### Directions for this task
Show all lines that include the string "content"; copy each one.
┌──
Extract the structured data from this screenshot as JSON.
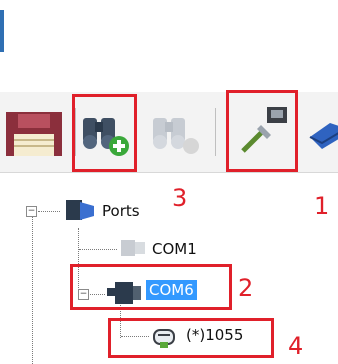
{
  "toolbar": {
    "buttons": [
      {
        "name": "save",
        "icon": "floppy-disk-icon"
      },
      {
        "name": "scan-devices",
        "icon": "binoculars-add-icon"
      },
      {
        "name": "scan-devices-disabled",
        "icon": "binoculars-icon"
      },
      {
        "name": "connect",
        "icon": "plug-connect-icon"
      },
      {
        "name": "network",
        "icon": "network-icon"
      }
    ]
  },
  "tree": {
    "root": {
      "label": "Ports",
      "expander": "−"
    },
    "com1": {
      "label": "COM1"
    },
    "com6": {
      "label": "COM6",
      "expander": "−"
    },
    "device": {
      "label": "(*)1055"
    }
  },
  "callouts": {
    "one": "1",
    "two": "2",
    "three": "3",
    "four": "4"
  },
  "colors": {
    "highlight": "#e0202a",
    "selection": "#3399ff"
  }
}
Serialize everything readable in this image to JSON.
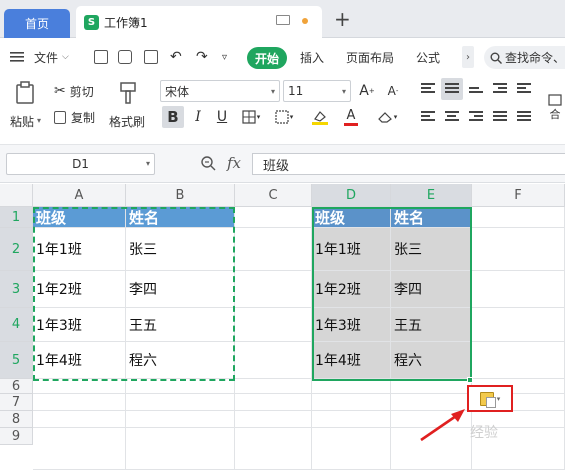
{
  "tabs": {
    "home": "首页",
    "doc_icon": "S",
    "doc_name": "工作簿1",
    "add": "+"
  },
  "menu": {
    "file": "文件",
    "start": "开始",
    "insert": "插入",
    "layout": "页面布局",
    "formula": "公式",
    "search": "查找命令、"
  },
  "ribbon": {
    "paste": "粘贴",
    "cut": "剪切",
    "copy": "复制",
    "format_painter": "格式刷",
    "font_name": "宋体",
    "font_size": "11",
    "bold": "B",
    "italic": "I",
    "underline": "U",
    "merge": "合"
  },
  "formula_bar": {
    "name_box": "D1",
    "fx": "fx",
    "value": "班级"
  },
  "columns": [
    "A",
    "B",
    "C",
    "D",
    "E",
    "F"
  ],
  "rows": [
    "1",
    "2",
    "3",
    "4",
    "5",
    "6",
    "7",
    "8",
    "9"
  ],
  "cells": {
    "A1": "班级",
    "B1": "姓名",
    "A2": "1年1班",
    "B2": "张三",
    "A3": "1年2班",
    "B3": "李四",
    "A4": "1年3班",
    "B4": "王五",
    "A5": "1年4班",
    "B5": "程六",
    "D1": "班级",
    "E1": "姓名",
    "D2": "1年1班",
    "E2": "张三",
    "D3": "1年2班",
    "E3": "李四",
    "D4": "1年3班",
    "E4": "王五",
    "D5": "1年4班",
    "E5": "程六"
  },
  "watermark": "经验",
  "colors": {
    "accent": "#1fa65f",
    "header_fill": "#5b9bd5",
    "highlight": "#e02020"
  }
}
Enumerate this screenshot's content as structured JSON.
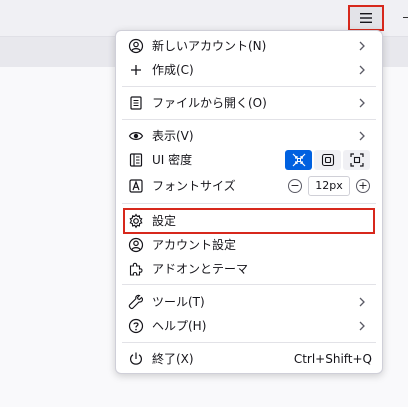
{
  "menu": {
    "items": [
      {
        "label": "新しいアカウント(N)",
        "icon": "account-add-icon",
        "submenu": true
      },
      {
        "label": "作成(C)",
        "icon": "plus-icon",
        "submenu": true
      },
      {
        "label": "ファイルから開く(O)",
        "icon": "file-open-icon",
        "submenu": true
      },
      {
        "label": "表示(V)",
        "icon": "eye-icon",
        "submenu": true
      },
      {
        "label": "UI 密度",
        "icon": "density-icon",
        "submenu": false
      },
      {
        "label": "フォントサイズ",
        "icon": "font-size-icon",
        "submenu": false
      },
      {
        "label": "設定",
        "icon": "gear-icon",
        "submenu": false
      },
      {
        "label": "アカウント設定",
        "icon": "account-settings-icon",
        "submenu": false
      },
      {
        "label": "アドオンとテーマ",
        "icon": "puzzle-icon",
        "submenu": false
      },
      {
        "label": "ツール(T)",
        "icon": "wrench-icon",
        "submenu": true
      },
      {
        "label": "ヘルプ(H)",
        "icon": "help-icon",
        "submenu": true
      },
      {
        "label": "終了(X)",
        "icon": "power-icon",
        "submenu": false,
        "shortcut": "Ctrl+Shift+Q"
      }
    ],
    "density_active": "compact",
    "font_size_value": "12px",
    "font_decrease": "−",
    "font_increase": "+"
  },
  "colors": {
    "accent": "#0061e0",
    "highlight": "#d7281c"
  }
}
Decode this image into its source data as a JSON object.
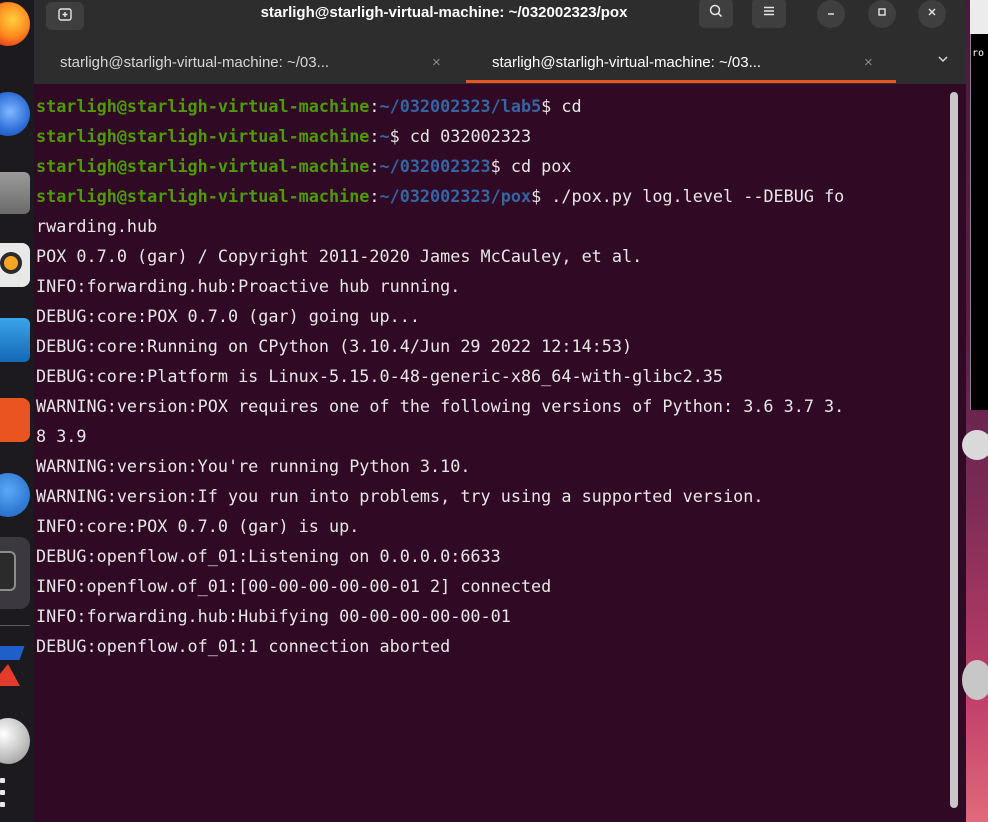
{
  "window": {
    "title": "starligh@starligh-virtual-machine: ~/032002323/pox"
  },
  "tabs": [
    {
      "label": "starligh@starligh-virtual-machine: ~/03...",
      "close": "×",
      "active": false
    },
    {
      "label": "starligh@starligh-virtual-machine: ~/03...",
      "close": "×",
      "active": true
    }
  ],
  "titlebar_icons": {
    "new_tab": "new-tab-icon",
    "search": "search-icon",
    "menu": "hamburger-menu-icon",
    "minimize": "minimize-icon",
    "maximize": "maximize-icon",
    "close": "close-icon",
    "tab_list": "chevron-down-icon"
  },
  "terminal": {
    "prompts": [
      {
        "user": "starligh@starligh-virtual-machine",
        "colon": ":",
        "path": "~/032002323/lab5",
        "cmd": "$ cd"
      },
      {
        "user": "starligh@starligh-virtual-machine",
        "colon": ":",
        "path": "~",
        "cmd": "$ cd 032002323"
      },
      {
        "user": "starligh@starligh-virtual-machine",
        "colon": ":",
        "path": "~/032002323",
        "cmd": "$ cd pox"
      },
      {
        "user": "starligh@starligh-virtual-machine",
        "colon": ":",
        "path": "~/032002323/pox",
        "cmd": "$ ./pox.py log.level --DEBUG fo"
      }
    ],
    "output": [
      "rwarding.hub",
      "POX 0.7.0 (gar) / Copyright 2011-2020 James McCauley, et al.",
      "INFO:forwarding.hub:Proactive hub running.",
      "DEBUG:core:POX 0.7.0 (gar) going up...",
      "DEBUG:core:Running on CPython (3.10.4/Jun 29 2022 12:14:53)",
      "DEBUG:core:Platform is Linux-5.15.0-48-generic-x86_64-with-glibc2.35",
      "WARNING:version:POX requires one of the following versions of Python: 3.6 3.7 3.",
      "8 3.9",
      "WARNING:version:You're running Python 3.10.",
      "WARNING:version:If you run into problems, try using a supported version.",
      "INFO:core:POX 0.7.0 (gar) is up.",
      "DEBUG:openflow.of_01:Listening on 0.0.0.0:6633",
      "INFO:openflow.of_01:[00-00-00-00-00-01 2] connected",
      "INFO:forwarding.hub:Hubifying 00-00-00-00-00-01",
      "DEBUG:openflow.of_01:1 connection aborted"
    ]
  },
  "background_window": {
    "text": "ro"
  },
  "colors": {
    "terminal_bg": "#300a24",
    "prompt_user": "#4e9a06",
    "prompt_path": "#3465a4",
    "tab_accent": "#e95420"
  },
  "dock_icons": [
    "firefox-icon",
    "thunderbird-icon",
    "files-icon",
    "rhythmbox-icon",
    "libreoffice-writer-icon",
    "software-center-icon",
    "help-icon",
    "terminal-icon",
    "wireshark-icon",
    "disk-icon",
    "show-apps-icon"
  ]
}
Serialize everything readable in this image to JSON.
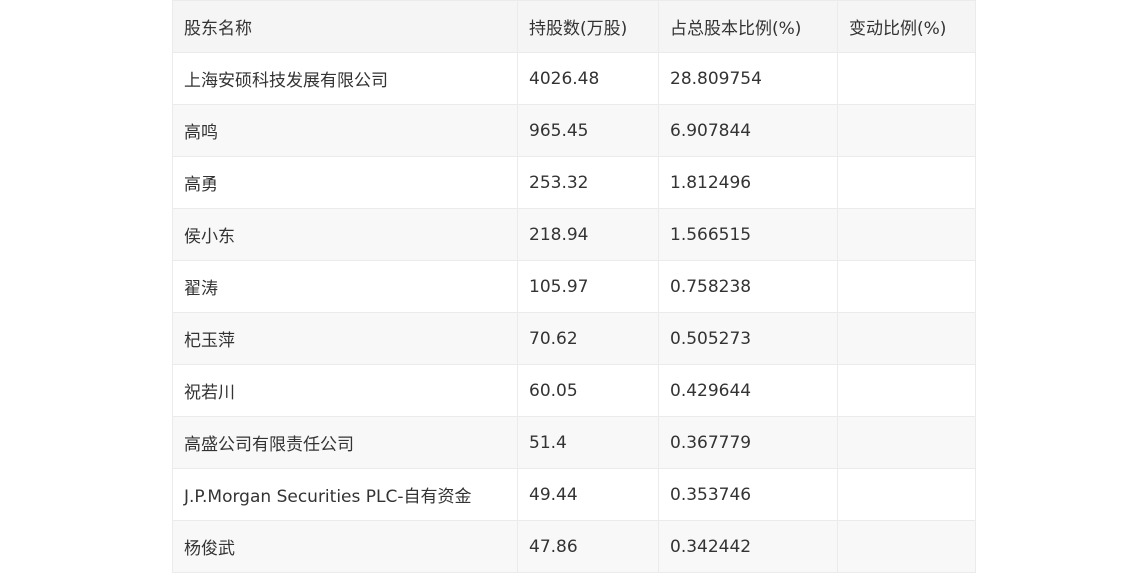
{
  "table": {
    "headers": [
      "股东名称",
      "持股数(万股)",
      "占总股本比例(%)",
      "变动比例(%)"
    ],
    "rows": [
      [
        "上海安硕科技发展有限公司",
        "4026.48",
        "28.809754",
        ""
      ],
      [
        "高鸣",
        "965.45",
        "6.907844",
        ""
      ],
      [
        "高勇",
        "253.32",
        "1.812496",
        ""
      ],
      [
        "侯小东",
        "218.94",
        "1.566515",
        ""
      ],
      [
        "翟涛",
        "105.97",
        "0.758238",
        ""
      ],
      [
        "杞玉萍",
        "70.62",
        "0.505273",
        ""
      ],
      [
        "祝若川",
        "60.05",
        "0.429644",
        ""
      ],
      [
        "高盛公司有限责任公司",
        "51.4",
        "0.367779",
        ""
      ],
      [
        "J.P.Morgan Securities PLC-自有资金",
        "49.44",
        "0.353746",
        ""
      ],
      [
        "杨俊武",
        "47.86",
        "0.342442",
        ""
      ]
    ]
  },
  "colors": {
    "header_bg": "#f5f5f5",
    "row_alt_bg": "#f8f8f8",
    "border": "#ebebeb",
    "text": "#333333"
  }
}
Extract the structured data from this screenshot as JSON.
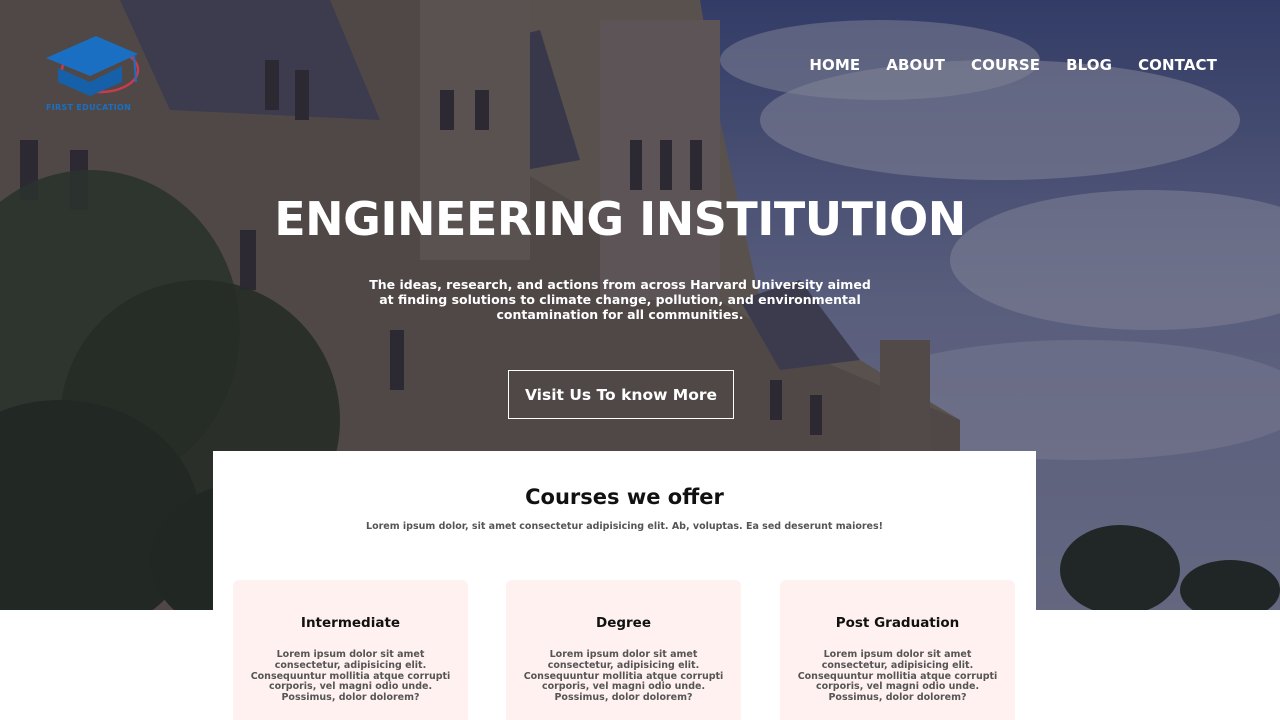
{
  "brand": {
    "logo_text": "FIRST EDUCATION",
    "logo_color": "#1a6fc2"
  },
  "nav": {
    "items": [
      "HOME",
      "ABOUT",
      "COURSE",
      "BLOG",
      "CONTACT"
    ]
  },
  "hero": {
    "title": "ENGINEERING INSTITUTION",
    "subtitle": "The ideas, research, and actions from across Harvard University aimed at finding solutions to climate change, pollution, and environmental contamination for all communities.",
    "button_label": "Visit Us To know More"
  },
  "courses": {
    "title": "Courses we offer",
    "subtitle": "Lorem ipsum dolor, sit amet consectetur adipisicing elit. Ab, voluptas. Ea sed deserunt maiores!",
    "cards": [
      {
        "title": "Intermediate",
        "text": "Lorem ipsum dolor sit amet consectetur, adipisicing elit. Consequuntur mollitia atque corrupti corporis, vel magni odio unde. Possimus, dolor dolorem?"
      },
      {
        "title": "Degree",
        "text": "Lorem ipsum dolor sit amet consectetur, adipisicing elit. Consequuntur mollitia atque corrupti corporis, vel magni odio unde. Possimus, dolor dolorem?"
      },
      {
        "title": "Post Graduation",
        "text": "Lorem ipsum dolor sit amet consectetur, adipisicing elit. Consequuntur mollitia atque corrupti corporis, vel magni odio unde. Possimus, dolor dolorem?"
      }
    ]
  },
  "colors": {
    "card_background": "#fff1f0",
    "hero_overlay": "#141232"
  }
}
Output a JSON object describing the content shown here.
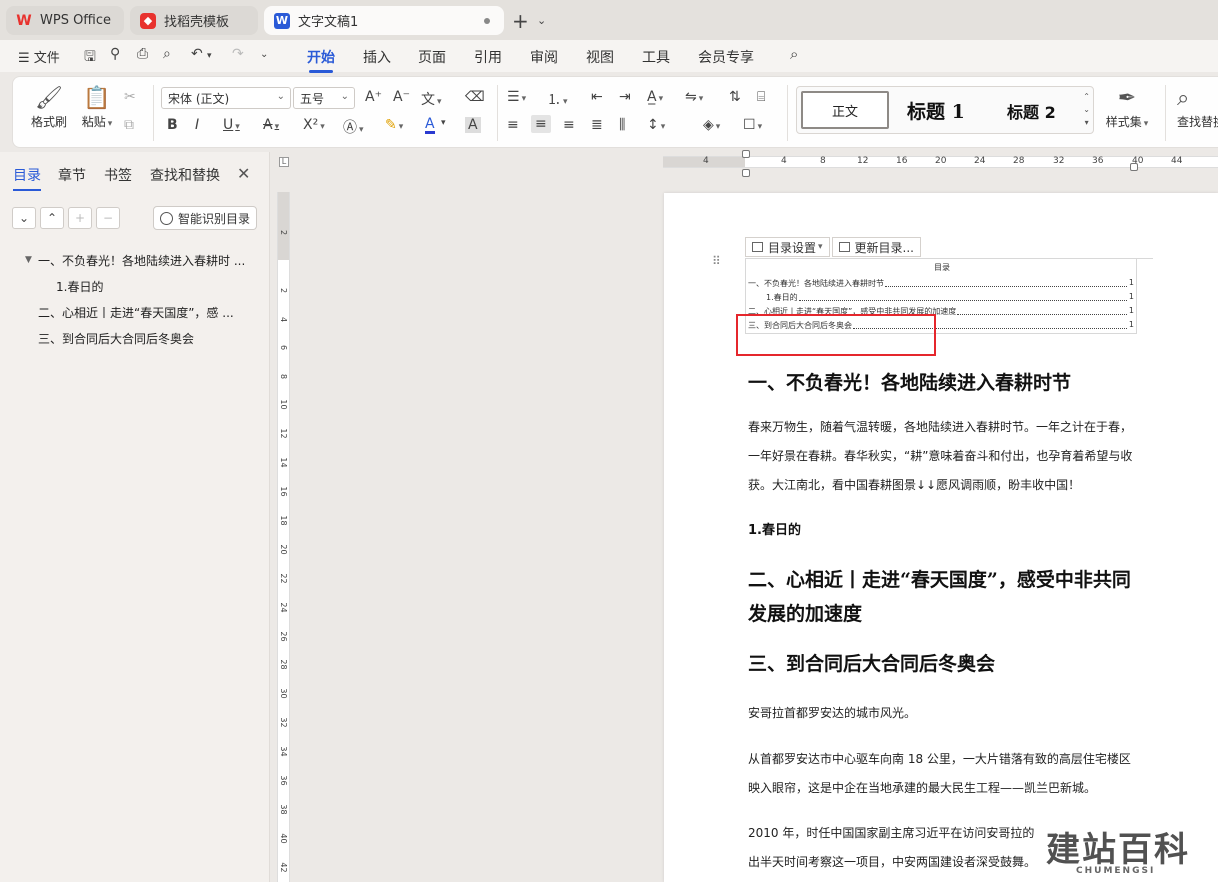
{
  "tabs": [
    {
      "label": "WPS Office",
      "logo": "W"
    },
    {
      "label": "找稻壳模板",
      "logo": "◆"
    },
    {
      "label": "文字文稿1",
      "logo": "W"
    }
  ],
  "menubar": {
    "file": "文件",
    "items": [
      "开始",
      "插入",
      "页面",
      "引用",
      "审阅",
      "视图",
      "工具",
      "会员专享"
    ],
    "active": "开始"
  },
  "ribbon": {
    "format_painter": "格式刷",
    "paste": "粘贴",
    "font_name": "宋体 (正文)",
    "font_size": "五号",
    "styles": {
      "normal": "正文",
      "heading1": "标题 1",
      "heading2": "标题 2"
    },
    "style_set": "样式集",
    "find_replace": "查找替换"
  },
  "nav": {
    "tabs": [
      "目录",
      "章节",
      "书签",
      "查找和替换"
    ],
    "smart_button": "智能识别目录",
    "toc": [
      {
        "label": "一、不负春光！各地陆续进入春耕时 ..."
      },
      {
        "label": "1.春日的"
      },
      {
        "label": "二、心相近丨走进“春天国度”，感 ..."
      },
      {
        "label": "三、到合同后大合同后冬奥会"
      }
    ]
  },
  "ruler": {
    "h_numbers": [
      "4",
      "4",
      "8",
      "12",
      "16",
      "20",
      "24",
      "28",
      "32",
      "36",
      "40",
      "44"
    ],
    "v_numbers": [
      "2",
      "2",
      "4",
      "6",
      "8",
      "10",
      "12",
      "14",
      "16",
      "18",
      "20",
      "22",
      "24",
      "26",
      "28",
      "30",
      "32",
      "34",
      "36",
      "38",
      "40",
      "42"
    ]
  },
  "document": {
    "toc_toolbar": {
      "settings": "目录设置",
      "update": "更新目录..."
    },
    "toc_title": "目录",
    "toc_lines": [
      {
        "text": "一、不负春光！各地陆续进入春耕时节",
        "page": "1"
      },
      {
        "text": "1.春日的",
        "page": "1"
      },
      {
        "text": "二、心相近丨走进“春天国度”，感受中非共同发展的加速度",
        "page": "1"
      },
      {
        "text": "三、到合同后大合同后冬奥会",
        "page": "1"
      }
    ],
    "heading1": "一、不负春光！各地陆续进入春耕时节",
    "para1": "春来万物生，随着气温转暖，各地陆续进入春耕时节。一年之计在于春，一年好景在春耕。春华秋实，“耕”意味着奋斗和付出，也孕育着希望与收获。大江南北，看中国春耕图景↓↓愿风调雨顺，盼丰收中国！",
    "subheading": "1.春日的",
    "heading2": "二、心相近丨走进“春天国度”，感受中非共同发展的加速度",
    "heading3": "三、到合同后大合同后冬奥会",
    "para2": "安哥拉首都罗安达的城市风光。",
    "para3": "从首都罗安达市中心驱车向南 18 公里，一大片错落有致的高层住宅楼区映入眼帘，这是中企在当地承建的最大民生工程——凯兰巴新城。",
    "para4": "2010 年，时任中国国家副主席习近平在访问安哥拉的",
    "para5": "出半天时间考察这一项目，中安两国建设者深受鼓舞。"
  },
  "watermark": {
    "big": "建站百科",
    "small": "CHUMENGSI"
  },
  "colors": {
    "accent": "#2a5ad7",
    "highlight": "#e5262c",
    "wps_red": "#e8322e"
  }
}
└──
### Completed task
Enumerate this screenshot's content as structured JSON.
Output a JSON object describing the content shown here.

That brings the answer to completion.